▸ SHORT PROBLEM
Repeat every record exactly, but keep images out of the copy.

--- --- ---

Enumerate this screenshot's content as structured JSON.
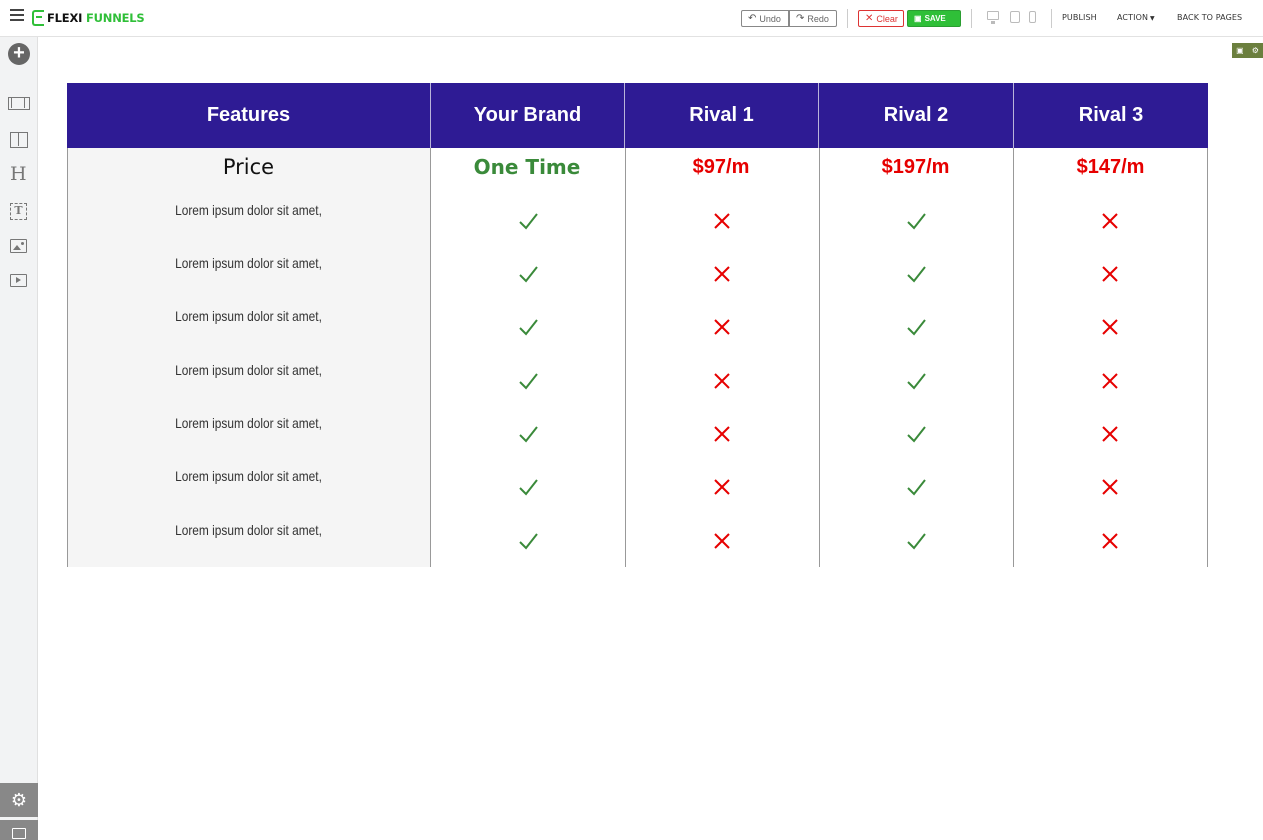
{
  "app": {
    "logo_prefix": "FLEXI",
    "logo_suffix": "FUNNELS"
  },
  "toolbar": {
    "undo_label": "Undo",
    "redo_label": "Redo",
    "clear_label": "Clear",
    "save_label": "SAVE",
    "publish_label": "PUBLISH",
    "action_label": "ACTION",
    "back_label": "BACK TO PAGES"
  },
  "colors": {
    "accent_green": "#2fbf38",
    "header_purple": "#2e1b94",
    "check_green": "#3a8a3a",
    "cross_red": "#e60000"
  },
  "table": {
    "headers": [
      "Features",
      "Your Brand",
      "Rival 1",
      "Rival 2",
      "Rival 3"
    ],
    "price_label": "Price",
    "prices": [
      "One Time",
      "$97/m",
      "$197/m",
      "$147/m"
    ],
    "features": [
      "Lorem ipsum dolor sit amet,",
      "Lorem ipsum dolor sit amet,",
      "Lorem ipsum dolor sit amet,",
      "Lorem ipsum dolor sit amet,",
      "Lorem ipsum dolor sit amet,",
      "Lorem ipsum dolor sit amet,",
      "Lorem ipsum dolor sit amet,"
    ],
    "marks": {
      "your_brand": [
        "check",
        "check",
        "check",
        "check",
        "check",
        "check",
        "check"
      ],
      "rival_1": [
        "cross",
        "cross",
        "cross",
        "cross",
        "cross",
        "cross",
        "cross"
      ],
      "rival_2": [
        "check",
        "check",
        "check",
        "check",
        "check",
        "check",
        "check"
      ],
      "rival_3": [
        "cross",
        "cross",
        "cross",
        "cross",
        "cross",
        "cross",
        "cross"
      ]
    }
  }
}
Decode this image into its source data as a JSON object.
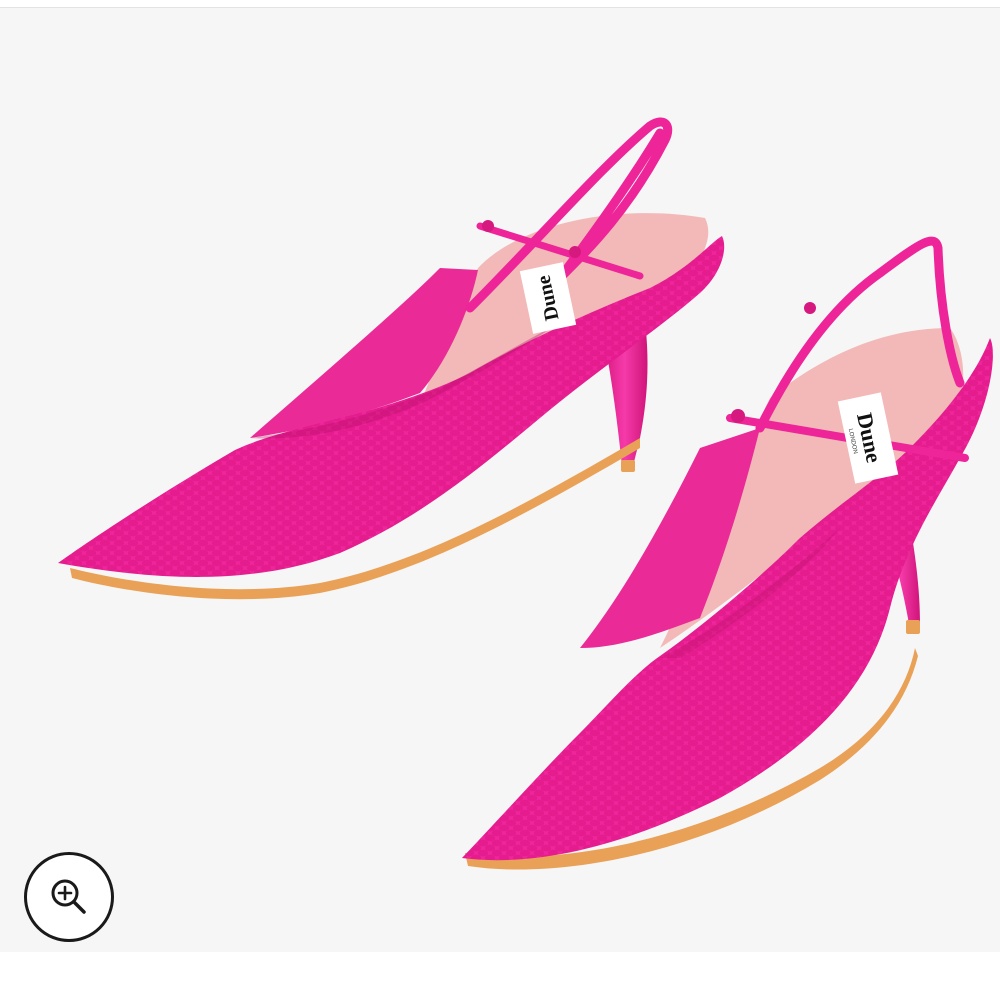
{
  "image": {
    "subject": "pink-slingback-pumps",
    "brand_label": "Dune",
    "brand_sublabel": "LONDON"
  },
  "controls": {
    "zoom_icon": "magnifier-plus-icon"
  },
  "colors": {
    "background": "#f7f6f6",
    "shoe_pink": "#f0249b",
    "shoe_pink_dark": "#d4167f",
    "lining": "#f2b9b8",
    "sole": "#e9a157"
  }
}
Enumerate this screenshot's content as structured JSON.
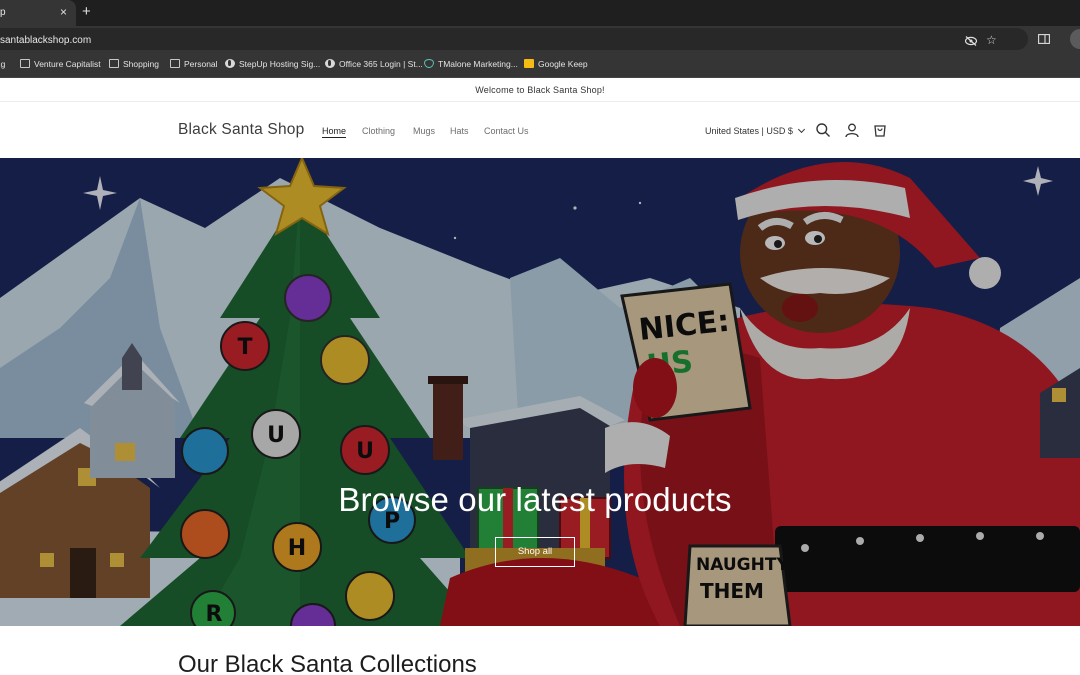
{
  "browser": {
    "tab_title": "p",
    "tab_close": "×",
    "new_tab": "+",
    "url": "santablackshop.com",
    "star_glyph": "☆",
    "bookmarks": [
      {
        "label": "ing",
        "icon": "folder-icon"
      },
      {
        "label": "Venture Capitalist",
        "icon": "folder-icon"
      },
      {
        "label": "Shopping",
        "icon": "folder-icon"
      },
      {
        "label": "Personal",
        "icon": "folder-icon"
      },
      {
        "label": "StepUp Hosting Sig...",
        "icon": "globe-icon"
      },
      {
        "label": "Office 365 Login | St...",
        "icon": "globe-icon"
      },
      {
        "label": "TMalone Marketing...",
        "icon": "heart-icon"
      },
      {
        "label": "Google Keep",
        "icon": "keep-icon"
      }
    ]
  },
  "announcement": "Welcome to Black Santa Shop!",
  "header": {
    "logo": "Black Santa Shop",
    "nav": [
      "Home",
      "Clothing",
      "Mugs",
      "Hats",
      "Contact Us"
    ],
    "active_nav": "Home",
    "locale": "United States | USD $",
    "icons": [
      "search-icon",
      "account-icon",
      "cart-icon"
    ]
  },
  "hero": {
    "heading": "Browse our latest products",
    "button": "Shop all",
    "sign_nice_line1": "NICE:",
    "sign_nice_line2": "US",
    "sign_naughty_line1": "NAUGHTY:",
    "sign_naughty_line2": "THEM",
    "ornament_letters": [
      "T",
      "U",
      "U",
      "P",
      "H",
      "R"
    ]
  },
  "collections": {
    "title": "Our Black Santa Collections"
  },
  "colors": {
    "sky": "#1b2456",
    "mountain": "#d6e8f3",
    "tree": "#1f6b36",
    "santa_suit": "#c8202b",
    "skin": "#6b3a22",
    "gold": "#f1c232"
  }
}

--- --- ---

▸ THE ANSWER
Enumerate this screenshot's content as structured JSON.
{
  "app": {
    "logo_prefix": "FLEXI",
    "logo_suffix": "FUNNELS"
  },
  "toolbar": {
    "undo_label": "Undo",
    "redo_label": "Redo",
    "clear_label": "Clear",
    "save_label": "SAVE",
    "publish_label": "PUBLISH",
    "action_label": "ACTION",
    "back_label": "BACK TO PAGES"
  },
  "colors": {
    "accent_green": "#2fbf38",
    "header_purple": "#2e1b94",
    "check_green": "#3a8a3a",
    "cross_red": "#e60000"
  },
  "table": {
    "headers": [
      "Features",
      "Your Brand",
      "Rival 1",
      "Rival 2",
      "Rival 3"
    ],
    "price_label": "Price",
    "prices": [
      "One Time",
      "$97/m",
      "$197/m",
      "$147/m"
    ],
    "features": [
      "Lorem ipsum dolor sit amet,",
      "Lorem ipsum dolor sit amet,",
      "Lorem ipsum dolor sit amet,",
      "Lorem ipsum dolor sit amet,",
      "Lorem ipsum dolor sit amet,",
      "Lorem ipsum dolor sit amet,",
      "Lorem ipsum dolor sit amet,"
    ],
    "marks": {
      "your_brand": [
        "check",
        "check",
        "check",
        "check",
        "check",
        "check",
        "check"
      ],
      "rival_1": [
        "cross",
        "cross",
        "cross",
        "cross",
        "cross",
        "cross",
        "cross"
      ],
      "rival_2": [
        "check",
        "check",
        "check",
        "check",
        "check",
        "check",
        "check"
      ],
      "rival_3": [
        "cross",
        "cross",
        "cross",
        "cross",
        "cross",
        "cross",
        "cross"
      ]
    }
  }
}
Decode this image into its source data as a JSON object.
{
  "image": {
    "subject": "pink-slingback-pumps",
    "brand_label": "Dune",
    "brand_sublabel": "LONDON"
  },
  "controls": {
    "zoom_icon": "magnifier-plus-icon"
  },
  "colors": {
    "background": "#f7f6f6",
    "shoe_pink": "#f0249b",
    "shoe_pink_dark": "#d4167f",
    "lining": "#f2b9b8",
    "sole": "#e9a157"
  }
}
Enumerate this screenshot's content as structured JSON.
{
  "browser": {
    "tab_title": "p",
    "tab_close": "×",
    "new_tab": "+",
    "url": "santablackshop.com",
    "star_glyph": "☆",
    "bookmarks": [
      {
        "label": "ing",
        "icon": "folder-icon"
      },
      {
        "label": "Venture Capitalist",
        "icon": "folder-icon"
      },
      {
        "label": "Shopping",
        "icon": "folder-icon"
      },
      {
        "label": "Personal",
        "icon": "folder-icon"
      },
      {
        "label": "StepUp Hosting Sig...",
        "icon": "globe-icon"
      },
      {
        "label": "Office 365 Login | St...",
        "icon": "globe-icon"
      },
      {
        "label": "TMalone Marketing...",
        "icon": "heart-icon"
      },
      {
        "label": "Google Keep",
        "icon": "keep-icon"
      }
    ]
  },
  "announcement": "Welcome to Black Santa Shop!",
  "header": {
    "logo": "Black Santa Shop",
    "nav": [
      "Home",
      "Clothing",
      "Mugs",
      "Hats",
      "Contact Us"
    ],
    "active_nav": "Home",
    "locale": "United States | USD $",
    "icons": [
      "search-icon",
      "account-icon",
      "cart-icon"
    ]
  },
  "hero": {
    "heading": "Browse our latest products",
    "button": "Shop all",
    "sign_nice_line1": "NICE:",
    "sign_nice_line2": "US",
    "sign_naughty_line1": "NAUGHTY:",
    "sign_naughty_line2": "THEM",
    "ornament_letters": [
      "T",
      "U",
      "U",
      "P",
      "H",
      "R"
    ]
  },
  "collections": {
    "title": "Our Black Santa Collections"
  },
  "colors": {
    "sky": "#1b2456",
    "mountain": "#d6e8f3",
    "tree": "#1f6b36",
    "santa_suit": "#c8202b",
    "skin": "#6b3a22",
    "gold": "#f1c232"
  }
}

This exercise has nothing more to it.